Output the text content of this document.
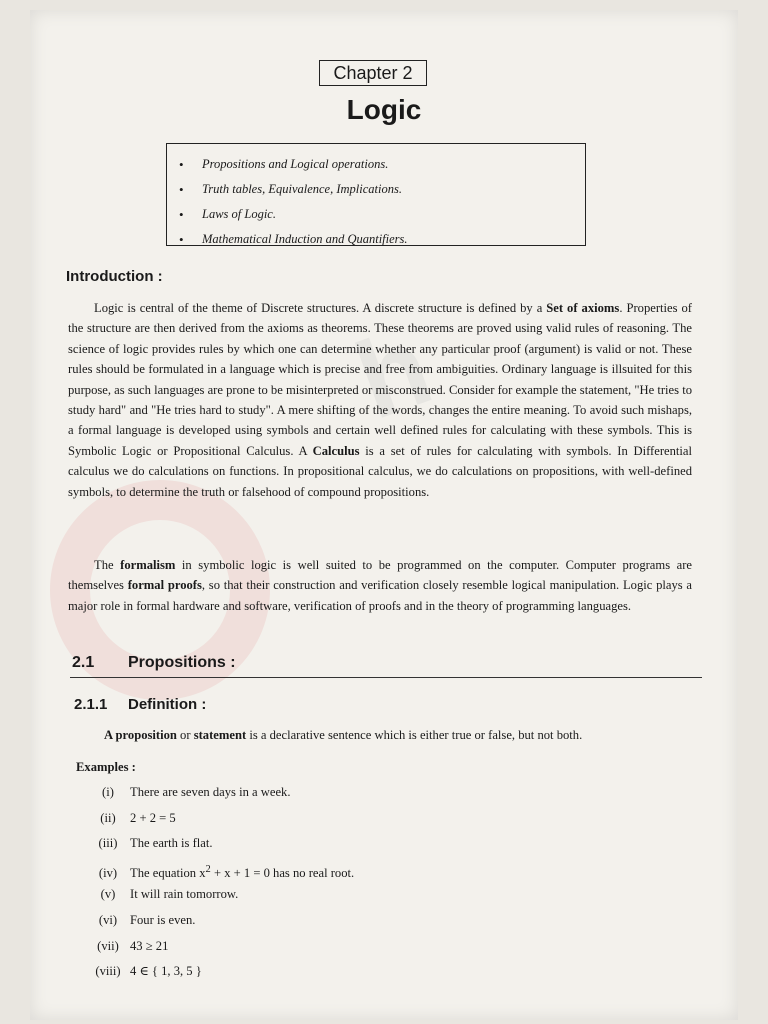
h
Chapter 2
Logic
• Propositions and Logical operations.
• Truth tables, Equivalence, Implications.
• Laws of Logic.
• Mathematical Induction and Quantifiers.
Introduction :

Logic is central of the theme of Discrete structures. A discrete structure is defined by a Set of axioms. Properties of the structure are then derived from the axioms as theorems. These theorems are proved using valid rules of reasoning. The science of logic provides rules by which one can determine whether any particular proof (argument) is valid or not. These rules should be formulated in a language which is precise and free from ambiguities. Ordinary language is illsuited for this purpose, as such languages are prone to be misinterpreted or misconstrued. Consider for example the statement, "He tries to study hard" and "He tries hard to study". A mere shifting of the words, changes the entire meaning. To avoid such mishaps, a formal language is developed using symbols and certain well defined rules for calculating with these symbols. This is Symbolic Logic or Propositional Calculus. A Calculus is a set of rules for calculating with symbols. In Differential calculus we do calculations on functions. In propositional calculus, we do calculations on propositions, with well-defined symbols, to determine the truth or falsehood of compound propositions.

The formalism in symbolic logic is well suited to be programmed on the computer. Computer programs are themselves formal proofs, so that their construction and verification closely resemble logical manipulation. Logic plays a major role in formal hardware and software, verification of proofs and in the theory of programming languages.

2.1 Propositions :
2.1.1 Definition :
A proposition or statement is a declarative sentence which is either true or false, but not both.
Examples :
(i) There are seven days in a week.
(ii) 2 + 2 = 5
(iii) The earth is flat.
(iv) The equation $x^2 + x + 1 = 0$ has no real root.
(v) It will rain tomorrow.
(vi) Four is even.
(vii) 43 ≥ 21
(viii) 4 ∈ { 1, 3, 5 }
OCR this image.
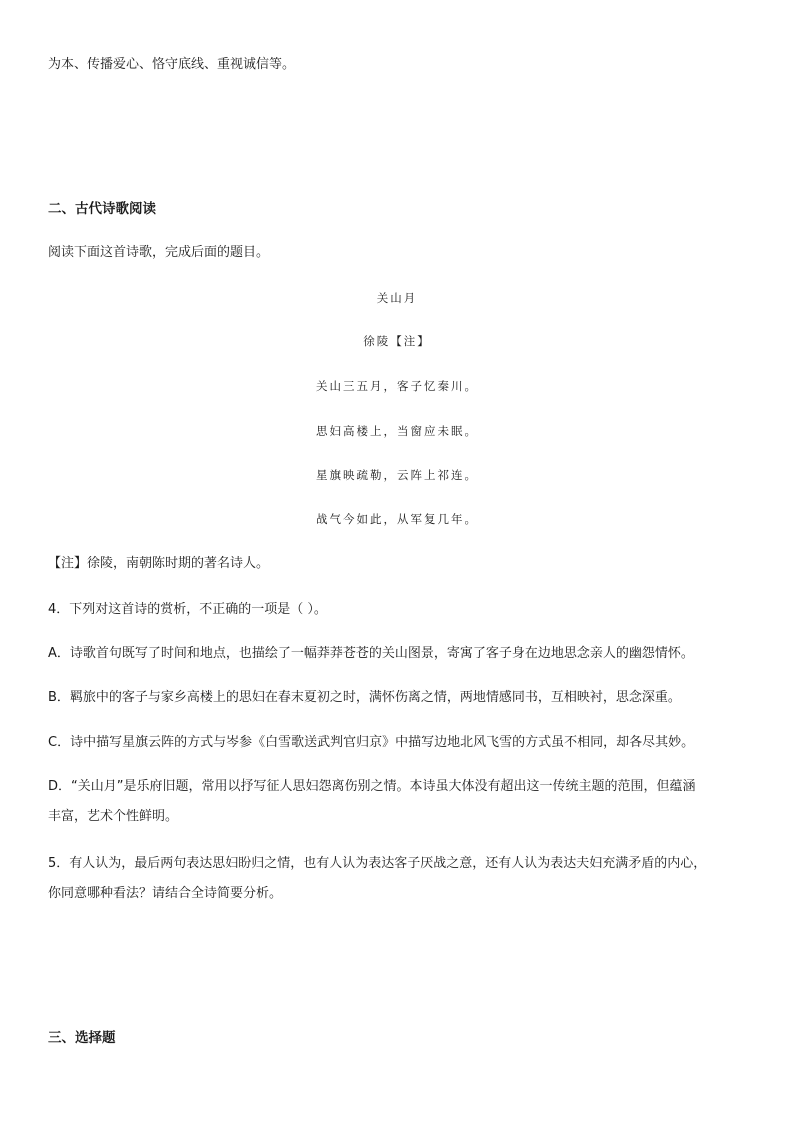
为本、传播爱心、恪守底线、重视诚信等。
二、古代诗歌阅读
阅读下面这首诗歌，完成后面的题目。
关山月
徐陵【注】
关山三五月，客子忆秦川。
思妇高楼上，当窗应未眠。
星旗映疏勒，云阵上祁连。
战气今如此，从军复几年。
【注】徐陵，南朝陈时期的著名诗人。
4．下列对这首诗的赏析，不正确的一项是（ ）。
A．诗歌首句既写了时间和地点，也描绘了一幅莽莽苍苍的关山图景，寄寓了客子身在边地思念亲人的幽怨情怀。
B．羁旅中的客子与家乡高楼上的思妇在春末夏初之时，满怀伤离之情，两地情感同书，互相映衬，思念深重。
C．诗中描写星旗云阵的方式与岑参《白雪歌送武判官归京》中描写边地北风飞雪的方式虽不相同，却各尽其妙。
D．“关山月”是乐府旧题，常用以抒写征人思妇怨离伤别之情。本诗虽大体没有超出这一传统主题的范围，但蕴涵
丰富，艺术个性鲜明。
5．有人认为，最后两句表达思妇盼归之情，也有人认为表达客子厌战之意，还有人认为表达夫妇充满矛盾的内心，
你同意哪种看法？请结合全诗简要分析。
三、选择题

++++++++

- _Instructions for the task_: Transcribe all of the records above character for character. Exclude the pictures.

- _Result_:
Output the text content of this document.
h
Chapter 2
Logic
• Propositions and Logical operations.
• Truth tables, Equivalence, Implications.
• Laws of Logic.
• Mathematical Induction and Quantifiers.
Introduction :

Logic is central of the theme of Discrete structures. A discrete structure is defined by a Set of axioms. Properties of the structure are then derived from the axioms as theorems. These theorems are proved using valid rules of reasoning. The science of logic provides rules by which one can determine whether any particular proof (argument) is valid or not. These rules should be formulated in a language which is precise and free from ambiguities. Ordinary language is illsuited for this purpose, as such languages are prone to be misinterpreted or misconstrued. Consider for example the statement, "He tries to study hard" and "He tries hard to study". A mere shifting of the words, changes the entire meaning. To avoid such mishaps, a formal language is developed using symbols and certain well defined rules for calculating with these symbols. This is Symbolic Logic or Propositional Calculus. A Calculus is a set of rules for calculating with symbols. In Differential calculus we do calculations on functions. In propositional calculus, we do calculations on propositions, with well-defined symbols, to determine the truth or falsehood of compound propositions.

The formalism in symbolic logic is well suited to be programmed on the computer. Computer programs are themselves formal proofs, so that their construction and verification closely resemble logical manipulation. Logic plays a major role in formal hardware and software, verification of proofs and in the theory of programming languages.

2.1 Propositions :
2.1.1 Definition :
A proposition or statement is a declarative sentence which is either true or false, but not both.
Examples :
(i) There are seven days in a week.
(ii) 2 + 2 = 5
(iii) The earth is flat.
(iv) The equation $x^2 + x + 1 = 0$ has no real root.
(v) It will rain tomorrow.
(vi) Four is even.
(vii) 43 ≥ 21
(viii) 4 ∈ { 1, 3, 5 }
OCR this image.
为本、传播爱心、恪守底线、重视诚信等。
二、古代诗歌阅读
阅读下面这首诗歌，完成后面的题目。
关山月
徐陵【注】
关山三五月，客子忆秦川。
思妇高楼上，当窗应未眠。
星旗映疏勒，云阵上祁连。
战气今如此，从军复几年。
【注】徐陵，南朝陈时期的著名诗人。
4．下列对这首诗的赏析，不正确的一项是（ ）。
A．诗歌首句既写了时间和地点，也描绘了一幅莽莽苍苍的关山图景，寄寓了客子身在边地思念亲人的幽怨情怀。
B．羁旅中的客子与家乡高楼上的思妇在春末夏初之时，满怀伤离之情，两地情感同书，互相映衬，思念深重。
C．诗中描写星旗云阵的方式与岑参《白雪歌送武判官归京》中描写边地北风飞雪的方式虽不相同，却各尽其妙。
D．“关山月”是乐府旧题，常用以抒写征人思妇怨离伤别之情。本诗虽大体没有超出这一传统主题的范围，但蕴涵
丰富，艺术个性鲜明。
5．有人认为，最后两句表达思妇盼归之情，也有人认为表达客子厌战之意，还有人认为表达夫妇充满矛盾的内心，
你同意哪种看法？请结合全诗简要分析。
三、选择题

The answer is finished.